THE TASK
Track down every line below that holds "this" and copy it.
****************
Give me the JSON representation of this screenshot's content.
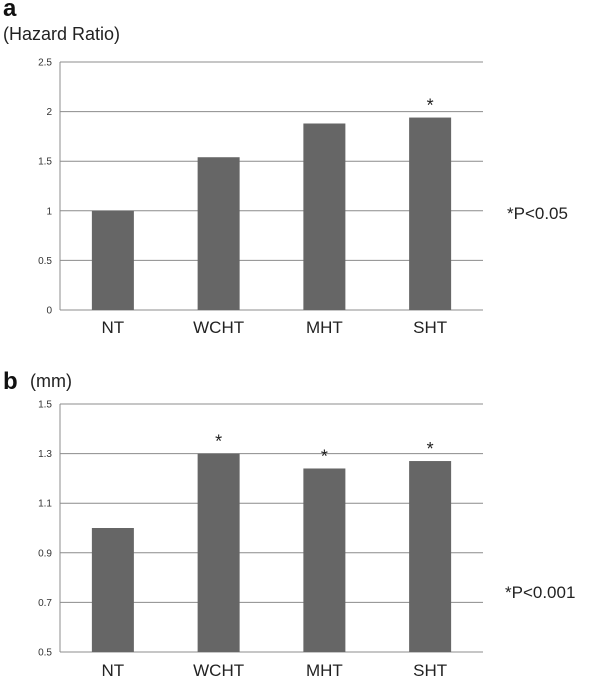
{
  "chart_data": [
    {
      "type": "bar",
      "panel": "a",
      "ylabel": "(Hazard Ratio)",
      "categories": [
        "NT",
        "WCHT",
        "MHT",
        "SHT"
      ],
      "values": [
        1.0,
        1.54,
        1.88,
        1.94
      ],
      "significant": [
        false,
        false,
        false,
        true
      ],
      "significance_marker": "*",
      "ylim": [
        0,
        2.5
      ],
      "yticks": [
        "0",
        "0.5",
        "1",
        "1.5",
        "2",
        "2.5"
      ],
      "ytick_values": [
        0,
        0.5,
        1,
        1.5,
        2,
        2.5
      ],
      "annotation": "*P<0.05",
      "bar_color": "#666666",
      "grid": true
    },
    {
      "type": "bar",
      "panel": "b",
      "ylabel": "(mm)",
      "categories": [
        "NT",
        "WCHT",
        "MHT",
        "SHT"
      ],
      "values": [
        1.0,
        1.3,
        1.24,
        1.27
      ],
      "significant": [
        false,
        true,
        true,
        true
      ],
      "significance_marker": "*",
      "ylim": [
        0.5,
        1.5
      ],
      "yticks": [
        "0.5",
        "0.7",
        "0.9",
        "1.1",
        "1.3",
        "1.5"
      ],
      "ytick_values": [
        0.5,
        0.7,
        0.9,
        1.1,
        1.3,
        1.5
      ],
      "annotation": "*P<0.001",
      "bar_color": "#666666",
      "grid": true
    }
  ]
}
****************
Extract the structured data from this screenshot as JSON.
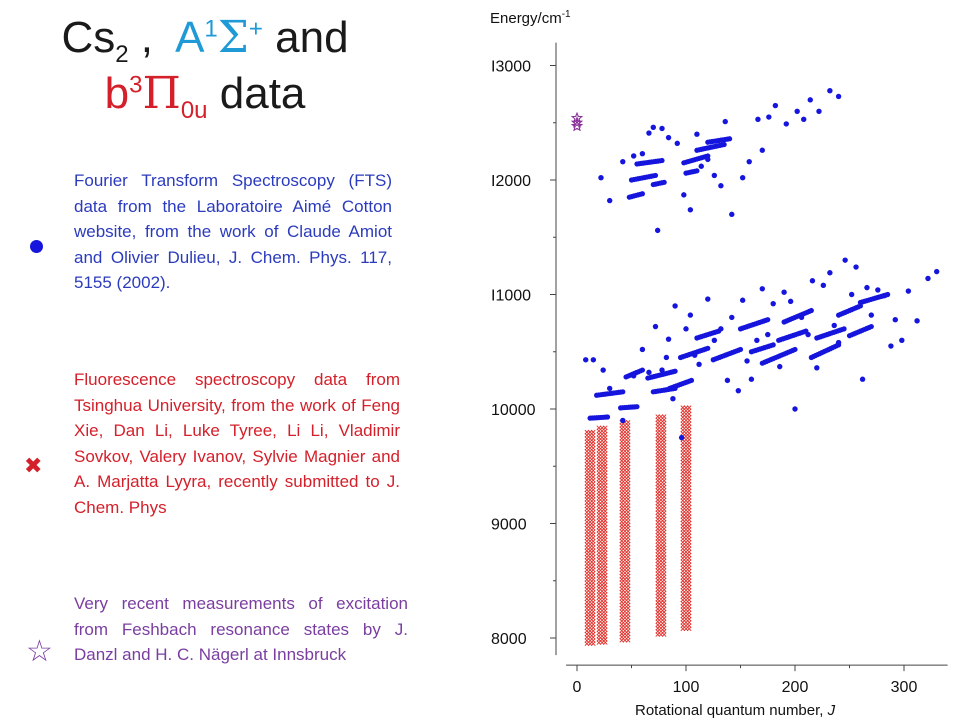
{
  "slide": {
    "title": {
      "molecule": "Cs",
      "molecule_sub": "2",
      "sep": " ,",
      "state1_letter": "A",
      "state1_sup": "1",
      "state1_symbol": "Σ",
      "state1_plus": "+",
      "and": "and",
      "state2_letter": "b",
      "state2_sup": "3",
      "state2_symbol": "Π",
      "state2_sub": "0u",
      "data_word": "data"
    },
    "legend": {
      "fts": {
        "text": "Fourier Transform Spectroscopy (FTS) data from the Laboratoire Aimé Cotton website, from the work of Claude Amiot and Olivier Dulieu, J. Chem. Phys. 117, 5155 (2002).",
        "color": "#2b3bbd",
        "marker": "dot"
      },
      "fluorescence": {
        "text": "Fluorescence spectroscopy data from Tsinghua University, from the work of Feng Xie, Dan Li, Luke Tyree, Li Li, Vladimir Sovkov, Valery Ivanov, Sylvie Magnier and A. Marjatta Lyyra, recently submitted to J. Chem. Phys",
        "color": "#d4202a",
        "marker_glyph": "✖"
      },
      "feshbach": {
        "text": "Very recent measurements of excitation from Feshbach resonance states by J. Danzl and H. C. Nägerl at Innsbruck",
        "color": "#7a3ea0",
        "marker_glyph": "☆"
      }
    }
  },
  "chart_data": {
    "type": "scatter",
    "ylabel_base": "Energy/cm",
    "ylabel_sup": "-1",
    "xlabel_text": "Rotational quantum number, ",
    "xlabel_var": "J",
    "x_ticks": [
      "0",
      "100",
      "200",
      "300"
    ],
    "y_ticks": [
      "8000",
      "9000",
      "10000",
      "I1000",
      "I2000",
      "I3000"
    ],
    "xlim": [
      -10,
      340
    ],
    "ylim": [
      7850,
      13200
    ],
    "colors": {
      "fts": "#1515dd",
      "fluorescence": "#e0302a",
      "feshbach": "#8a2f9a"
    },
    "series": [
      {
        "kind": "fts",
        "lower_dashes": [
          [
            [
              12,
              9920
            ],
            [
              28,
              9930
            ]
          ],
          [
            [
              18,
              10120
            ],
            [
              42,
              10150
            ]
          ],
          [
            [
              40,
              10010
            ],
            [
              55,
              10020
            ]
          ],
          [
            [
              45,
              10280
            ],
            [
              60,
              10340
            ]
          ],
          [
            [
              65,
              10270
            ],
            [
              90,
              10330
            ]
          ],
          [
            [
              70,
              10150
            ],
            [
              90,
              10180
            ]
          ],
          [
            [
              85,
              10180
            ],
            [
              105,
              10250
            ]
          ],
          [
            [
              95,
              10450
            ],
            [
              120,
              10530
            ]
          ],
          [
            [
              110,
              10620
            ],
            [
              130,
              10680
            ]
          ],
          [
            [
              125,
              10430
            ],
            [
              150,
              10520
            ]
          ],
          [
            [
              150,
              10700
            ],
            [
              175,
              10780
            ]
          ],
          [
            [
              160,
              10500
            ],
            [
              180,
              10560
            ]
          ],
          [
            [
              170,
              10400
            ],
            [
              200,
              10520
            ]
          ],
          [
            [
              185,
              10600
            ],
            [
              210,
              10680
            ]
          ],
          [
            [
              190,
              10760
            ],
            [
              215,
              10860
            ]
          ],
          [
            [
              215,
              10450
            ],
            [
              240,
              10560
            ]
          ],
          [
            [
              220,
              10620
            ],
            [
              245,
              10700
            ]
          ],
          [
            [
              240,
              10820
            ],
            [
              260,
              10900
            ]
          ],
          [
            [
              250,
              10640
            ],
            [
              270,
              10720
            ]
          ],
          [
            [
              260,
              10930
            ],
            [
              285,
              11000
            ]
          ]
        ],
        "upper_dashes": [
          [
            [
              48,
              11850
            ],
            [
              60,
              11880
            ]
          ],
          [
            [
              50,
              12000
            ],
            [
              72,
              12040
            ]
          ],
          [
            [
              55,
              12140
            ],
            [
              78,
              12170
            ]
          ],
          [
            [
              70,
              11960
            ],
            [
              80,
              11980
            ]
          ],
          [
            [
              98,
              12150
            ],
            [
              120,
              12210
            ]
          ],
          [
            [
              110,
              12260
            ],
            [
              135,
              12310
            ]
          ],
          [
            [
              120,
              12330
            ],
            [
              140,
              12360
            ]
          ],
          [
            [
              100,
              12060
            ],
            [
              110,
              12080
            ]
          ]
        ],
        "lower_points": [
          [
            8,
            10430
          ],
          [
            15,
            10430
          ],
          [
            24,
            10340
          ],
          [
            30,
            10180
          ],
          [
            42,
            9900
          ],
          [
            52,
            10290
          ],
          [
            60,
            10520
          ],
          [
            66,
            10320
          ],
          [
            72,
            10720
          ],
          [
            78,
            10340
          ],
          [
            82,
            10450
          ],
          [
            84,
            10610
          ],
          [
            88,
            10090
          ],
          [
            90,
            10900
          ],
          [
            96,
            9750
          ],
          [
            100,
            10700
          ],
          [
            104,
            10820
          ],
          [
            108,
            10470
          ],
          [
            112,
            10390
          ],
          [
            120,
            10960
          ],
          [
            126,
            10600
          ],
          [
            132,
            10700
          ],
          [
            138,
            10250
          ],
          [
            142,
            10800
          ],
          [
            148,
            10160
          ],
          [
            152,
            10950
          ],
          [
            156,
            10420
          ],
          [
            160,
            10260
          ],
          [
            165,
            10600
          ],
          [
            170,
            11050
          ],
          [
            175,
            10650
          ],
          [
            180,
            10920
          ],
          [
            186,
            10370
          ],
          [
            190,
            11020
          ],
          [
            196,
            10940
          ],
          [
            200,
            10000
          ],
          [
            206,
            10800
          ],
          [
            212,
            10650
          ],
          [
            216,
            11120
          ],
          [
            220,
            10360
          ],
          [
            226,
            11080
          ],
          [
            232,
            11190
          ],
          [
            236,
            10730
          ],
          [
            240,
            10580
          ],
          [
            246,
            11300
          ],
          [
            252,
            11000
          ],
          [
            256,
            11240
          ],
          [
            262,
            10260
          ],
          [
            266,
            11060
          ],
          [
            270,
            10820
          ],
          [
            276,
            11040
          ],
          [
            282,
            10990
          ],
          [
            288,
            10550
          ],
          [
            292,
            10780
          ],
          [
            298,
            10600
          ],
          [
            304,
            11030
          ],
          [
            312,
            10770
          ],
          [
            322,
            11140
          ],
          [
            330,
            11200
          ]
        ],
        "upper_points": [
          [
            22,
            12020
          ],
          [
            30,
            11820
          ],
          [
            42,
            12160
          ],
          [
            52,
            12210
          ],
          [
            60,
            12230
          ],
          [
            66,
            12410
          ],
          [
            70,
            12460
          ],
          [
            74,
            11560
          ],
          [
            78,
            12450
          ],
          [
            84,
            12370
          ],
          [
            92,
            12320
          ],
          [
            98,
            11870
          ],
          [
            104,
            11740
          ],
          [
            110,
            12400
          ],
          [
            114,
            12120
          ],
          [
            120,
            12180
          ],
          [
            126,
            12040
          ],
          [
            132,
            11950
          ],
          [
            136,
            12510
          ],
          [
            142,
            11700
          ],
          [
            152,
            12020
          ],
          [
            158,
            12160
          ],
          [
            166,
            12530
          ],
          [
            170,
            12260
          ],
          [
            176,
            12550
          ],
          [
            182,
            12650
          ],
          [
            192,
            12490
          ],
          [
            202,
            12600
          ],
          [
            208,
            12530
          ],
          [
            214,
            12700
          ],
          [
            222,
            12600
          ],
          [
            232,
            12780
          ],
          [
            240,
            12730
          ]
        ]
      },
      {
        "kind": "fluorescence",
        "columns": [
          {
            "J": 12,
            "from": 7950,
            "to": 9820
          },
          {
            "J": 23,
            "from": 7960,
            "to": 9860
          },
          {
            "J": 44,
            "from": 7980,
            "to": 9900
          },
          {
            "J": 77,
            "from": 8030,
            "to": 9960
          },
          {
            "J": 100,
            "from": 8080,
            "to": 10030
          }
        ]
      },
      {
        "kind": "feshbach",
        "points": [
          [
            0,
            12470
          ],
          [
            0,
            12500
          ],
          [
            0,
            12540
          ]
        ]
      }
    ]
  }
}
****************
ANSWER BELOW
Give me the JSON representation of this screenshot's content.
Extract the structured data from this screenshot as JSON.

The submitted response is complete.